▶ Task objective: Would you restate all the data that follows, word for word?

▶ Listed entries:

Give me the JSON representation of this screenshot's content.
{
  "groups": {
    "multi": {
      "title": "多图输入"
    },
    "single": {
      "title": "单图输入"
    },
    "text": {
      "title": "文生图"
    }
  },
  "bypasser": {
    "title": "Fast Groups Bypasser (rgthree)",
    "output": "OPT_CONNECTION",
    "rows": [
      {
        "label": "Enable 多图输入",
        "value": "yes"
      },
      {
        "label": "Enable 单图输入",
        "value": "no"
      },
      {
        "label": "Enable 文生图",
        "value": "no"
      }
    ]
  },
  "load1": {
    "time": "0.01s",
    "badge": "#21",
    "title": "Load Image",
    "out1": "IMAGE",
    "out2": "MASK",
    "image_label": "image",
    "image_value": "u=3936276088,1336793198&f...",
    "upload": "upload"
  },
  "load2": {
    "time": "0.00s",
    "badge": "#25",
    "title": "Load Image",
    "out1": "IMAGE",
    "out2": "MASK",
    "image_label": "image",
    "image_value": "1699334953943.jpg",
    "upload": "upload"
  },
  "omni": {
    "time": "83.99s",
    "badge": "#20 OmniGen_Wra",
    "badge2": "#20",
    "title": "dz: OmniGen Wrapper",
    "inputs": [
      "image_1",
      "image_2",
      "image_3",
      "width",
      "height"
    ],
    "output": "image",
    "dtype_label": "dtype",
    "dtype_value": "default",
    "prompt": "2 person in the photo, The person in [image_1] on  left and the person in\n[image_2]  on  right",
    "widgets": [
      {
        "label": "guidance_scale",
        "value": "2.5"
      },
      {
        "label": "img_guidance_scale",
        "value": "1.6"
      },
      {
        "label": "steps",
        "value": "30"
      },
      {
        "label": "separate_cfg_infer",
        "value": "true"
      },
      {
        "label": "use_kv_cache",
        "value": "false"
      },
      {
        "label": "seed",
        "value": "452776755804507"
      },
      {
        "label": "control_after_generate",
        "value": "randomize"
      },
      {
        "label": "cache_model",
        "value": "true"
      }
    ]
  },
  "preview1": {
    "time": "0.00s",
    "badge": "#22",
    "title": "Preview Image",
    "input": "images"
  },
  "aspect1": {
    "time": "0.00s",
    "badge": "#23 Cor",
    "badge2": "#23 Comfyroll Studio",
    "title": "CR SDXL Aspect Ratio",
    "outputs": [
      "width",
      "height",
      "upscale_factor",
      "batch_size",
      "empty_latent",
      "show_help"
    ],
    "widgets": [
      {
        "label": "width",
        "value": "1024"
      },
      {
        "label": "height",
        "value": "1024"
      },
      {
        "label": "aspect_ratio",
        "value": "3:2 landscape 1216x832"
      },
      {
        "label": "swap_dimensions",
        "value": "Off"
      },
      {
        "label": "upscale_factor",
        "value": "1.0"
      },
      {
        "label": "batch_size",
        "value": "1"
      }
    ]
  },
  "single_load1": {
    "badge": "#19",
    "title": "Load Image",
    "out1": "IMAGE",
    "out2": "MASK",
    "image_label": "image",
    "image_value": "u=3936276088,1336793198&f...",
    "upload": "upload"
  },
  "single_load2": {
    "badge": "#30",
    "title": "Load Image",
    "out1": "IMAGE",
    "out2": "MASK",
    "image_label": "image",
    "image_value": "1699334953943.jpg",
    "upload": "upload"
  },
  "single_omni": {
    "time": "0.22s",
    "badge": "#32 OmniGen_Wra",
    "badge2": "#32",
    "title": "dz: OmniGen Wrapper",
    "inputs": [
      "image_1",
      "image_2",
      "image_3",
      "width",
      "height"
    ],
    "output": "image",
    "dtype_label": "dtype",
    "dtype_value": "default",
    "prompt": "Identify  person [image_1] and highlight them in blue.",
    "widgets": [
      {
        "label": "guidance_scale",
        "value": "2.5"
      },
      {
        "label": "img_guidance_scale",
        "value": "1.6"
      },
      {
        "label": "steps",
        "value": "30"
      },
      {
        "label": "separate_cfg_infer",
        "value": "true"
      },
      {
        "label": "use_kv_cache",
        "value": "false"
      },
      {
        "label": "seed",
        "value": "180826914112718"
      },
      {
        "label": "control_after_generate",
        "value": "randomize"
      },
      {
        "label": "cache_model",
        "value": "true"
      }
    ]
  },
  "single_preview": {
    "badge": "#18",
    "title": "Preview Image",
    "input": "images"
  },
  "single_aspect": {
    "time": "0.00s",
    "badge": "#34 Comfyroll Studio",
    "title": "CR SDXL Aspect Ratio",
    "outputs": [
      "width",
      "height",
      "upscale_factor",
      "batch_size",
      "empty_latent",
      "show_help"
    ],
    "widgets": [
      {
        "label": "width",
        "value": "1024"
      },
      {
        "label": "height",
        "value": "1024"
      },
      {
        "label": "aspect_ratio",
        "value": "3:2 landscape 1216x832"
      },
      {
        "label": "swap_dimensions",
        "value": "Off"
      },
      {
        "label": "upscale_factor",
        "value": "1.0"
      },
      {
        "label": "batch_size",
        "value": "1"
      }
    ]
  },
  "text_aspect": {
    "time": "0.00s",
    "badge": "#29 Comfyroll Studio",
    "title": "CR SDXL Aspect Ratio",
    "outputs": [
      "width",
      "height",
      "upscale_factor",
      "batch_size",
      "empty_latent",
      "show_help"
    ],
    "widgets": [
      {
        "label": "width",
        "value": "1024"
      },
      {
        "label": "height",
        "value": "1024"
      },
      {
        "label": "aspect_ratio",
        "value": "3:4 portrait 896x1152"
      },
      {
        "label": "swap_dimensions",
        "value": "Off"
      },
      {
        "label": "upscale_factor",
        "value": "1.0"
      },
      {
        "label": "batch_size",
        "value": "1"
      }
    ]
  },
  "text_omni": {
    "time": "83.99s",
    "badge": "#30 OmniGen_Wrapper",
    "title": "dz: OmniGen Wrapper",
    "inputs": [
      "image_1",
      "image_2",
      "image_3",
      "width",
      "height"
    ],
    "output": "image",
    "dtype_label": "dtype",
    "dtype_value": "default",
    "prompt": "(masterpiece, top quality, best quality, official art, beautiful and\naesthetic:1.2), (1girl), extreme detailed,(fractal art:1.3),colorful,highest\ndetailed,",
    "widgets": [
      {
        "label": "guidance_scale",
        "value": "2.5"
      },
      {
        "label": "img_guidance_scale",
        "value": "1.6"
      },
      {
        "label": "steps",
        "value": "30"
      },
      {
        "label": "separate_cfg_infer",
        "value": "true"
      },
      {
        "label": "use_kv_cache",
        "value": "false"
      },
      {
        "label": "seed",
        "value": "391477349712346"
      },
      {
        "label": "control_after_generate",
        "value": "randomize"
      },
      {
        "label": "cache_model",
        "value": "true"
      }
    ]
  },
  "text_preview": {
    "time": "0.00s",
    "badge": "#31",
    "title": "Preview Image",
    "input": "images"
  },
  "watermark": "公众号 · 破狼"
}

▶ Task output:
Give me the JSON representation of this screenshot's content.
{
  "groups": {
    "multi": {
      "title": "多图输入"
    },
    "single": {
      "title": "单图输入"
    },
    "text": {
      "title": "文生图"
    }
  },
  "bypasser": {
    "title": "Fast Groups Bypasser (rgthree)",
    "output": "OPT_CONNECTION",
    "rows": [
      {
        "label": "Enable 多图输入",
        "value": "yes"
      },
      {
        "label": "Enable 单图输入",
        "value": "no"
      },
      {
        "label": "Enable 文生图",
        "value": "no"
      }
    ]
  },
  "load1": {
    "time": "0.01s",
    "badge": "#21",
    "title": "Load Image",
    "out1": "IMAGE",
    "out2": "MASK",
    "image_label": "image",
    "image_value": "u=3936276088,1336793198&f...",
    "upload": "upload"
  },
  "load2": {
    "time": "0.00s",
    "badge": "#25",
    "title": "Load Image",
    "out1": "IMAGE",
    "out2": "MASK",
    "image_label": "image",
    "image_value": "1699334953943.jpg",
    "upload": "upload"
  },
  "omni": {
    "time": "83.99s",
    "badge": "#20 OmniGen_Wra",
    "badge2": "#20",
    "title": "dz: OmniGen Wrapper",
    "inputs": [
      "image_1",
      "image_2",
      "image_3",
      "width",
      "height"
    ],
    "output": "image",
    "dtype_label": "dtype",
    "dtype_value": "default",
    "prompt": "2 person in the photo, The person in [image_1] on  left and the person in\n[image_2]  on  right",
    "widgets": [
      {
        "label": "guidance_scale",
        "value": "2.5"
      },
      {
        "label": "img_guidance_scale",
        "value": "1.6"
      },
      {
        "label": "steps",
        "value": "30"
      },
      {
        "label": "separate_cfg_infer",
        "value": "true"
      },
      {
        "label": "use_kv_cache",
        "value": "false"
      },
      {
        "label": "seed",
        "value": "452776755804507"
      },
      {
        "label": "control_after_generate",
        "value": "randomize"
      },
      {
        "label": "cache_model",
        "value": "true"
      }
    ]
  },
  "preview1": {
    "time": "0.00s",
    "badge": "#22",
    "title": "Preview Image",
    "input": "images"
  },
  "aspect1": {
    "time": "0.00s",
    "badge": "#23 Cor",
    "badge2": "#23 Comfyroll Studio",
    "title": "CR SDXL Aspect Ratio",
    "outputs": [
      "width",
      "height",
      "upscale_factor",
      "batch_size",
      "empty_latent",
      "show_help"
    ],
    "widgets": [
      {
        "label": "width",
        "value": "1024"
      },
      {
        "label": "height",
        "value": "1024"
      },
      {
        "label": "aspect_ratio",
        "value": "3:2 landscape 1216x832"
      },
      {
        "label": "swap_dimensions",
        "value": "Off"
      },
      {
        "label": "upscale_factor",
        "value": "1.0"
      },
      {
        "label": "batch_size",
        "value": "1"
      }
    ]
  },
  "single_load1": {
    "badge": "#19",
    "title": "Load Image",
    "out1": "IMAGE",
    "out2": "MASK",
    "image_label": "image",
    "image_value": "u=3936276088,1336793198&f...",
    "upload": "upload"
  },
  "single_load2": {
    "badge": "#30",
    "title": "Load Image",
    "out1": "IMAGE",
    "out2": "MASK",
    "image_label": "image",
    "image_value": "1699334953943.jpg",
    "upload": "upload"
  },
  "single_omni": {
    "time": "0.22s",
    "badge": "#32 OmniGen_Wra",
    "badge2": "#32",
    "title": "dz: OmniGen Wrapper",
    "inputs": [
      "image_1",
      "image_2",
      "image_3",
      "width",
      "height"
    ],
    "output": "image",
    "dtype_label": "dtype",
    "dtype_value": "default",
    "prompt": "Identify  person [image_1] and highlight them in blue.",
    "widgets": [
      {
        "label": "guidance_scale",
        "value": "2.5"
      },
      {
        "label": "img_guidance_scale",
        "value": "1.6"
      },
      {
        "label": "steps",
        "value": "30"
      },
      {
        "label": "separate_cfg_infer",
        "value": "true"
      },
      {
        "label": "use_kv_cache",
        "value": "false"
      },
      {
        "label": "seed",
        "value": "180826914112718"
      },
      {
        "label": "control_after_generate",
        "value": "randomize"
      },
      {
        "label": "cache_model",
        "value": "true"
      }
    ]
  },
  "single_preview": {
    "badge": "#18",
    "title": "Preview Image",
    "input": "images"
  },
  "single_aspect": {
    "time": "0.00s",
    "badge": "#34 Comfyroll Studio",
    "title": "CR SDXL Aspect Ratio",
    "outputs": [
      "width",
      "height",
      "upscale_factor",
      "batch_size",
      "empty_latent",
      "show_help"
    ],
    "widgets": [
      {
        "label": "width",
        "value": "1024"
      },
      {
        "label": "height",
        "value": "1024"
      },
      {
        "label": "aspect_ratio",
        "value": "3:2 landscape 1216x832"
      },
      {
        "label": "swap_dimensions",
        "value": "Off"
      },
      {
        "label": "upscale_factor",
        "value": "1.0"
      },
      {
        "label": "batch_size",
        "value": "1"
      }
    ]
  },
  "text_aspect": {
    "time": "0.00s",
    "badge": "#29 Comfyroll Studio",
    "title": "CR SDXL Aspect Ratio",
    "outputs": [
      "width",
      "height",
      "upscale_factor",
      "batch_size",
      "empty_latent",
      "show_help"
    ],
    "widgets": [
      {
        "label": "width",
        "value": "1024"
      },
      {
        "label": "height",
        "value": "1024"
      },
      {
        "label": "aspect_ratio",
        "value": "3:4 portrait 896x1152"
      },
      {
        "label": "swap_dimensions",
        "value": "Off"
      },
      {
        "label": "upscale_factor",
        "value": "1.0"
      },
      {
        "label": "batch_size",
        "value": "1"
      }
    ]
  },
  "text_omni": {
    "time": "83.99s",
    "badge": "#30 OmniGen_Wrapper",
    "title": "dz: OmniGen Wrapper",
    "inputs": [
      "image_1",
      "image_2",
      "image_3",
      "width",
      "height"
    ],
    "output": "image",
    "dtype_label": "dtype",
    "dtype_value": "default",
    "prompt": "(masterpiece, top quality, best quality, official art, beautiful and\naesthetic:1.2), (1girl), extreme detailed,(fractal art:1.3),colorful,highest\ndetailed,",
    "widgets": [
      {
        "label": "guidance_scale",
        "value": "2.5"
      },
      {
        "label": "img_guidance_scale",
        "value": "1.6"
      },
      {
        "label": "steps",
        "value": "30"
      },
      {
        "label": "separate_cfg_infer",
        "value": "true"
      },
      {
        "label": "use_kv_cache",
        "value": "false"
      },
      {
        "label": "seed",
        "value": "391477349712346"
      },
      {
        "label": "control_after_generate",
        "value": "randomize"
      },
      {
        "label": "cache_model",
        "value": "true"
      }
    ]
  },
  "text_preview": {
    "time": "0.00s",
    "badge": "#31",
    "title": "Preview Image",
    "input": "images"
  },
  "watermark": "公众号 · 破狼"
}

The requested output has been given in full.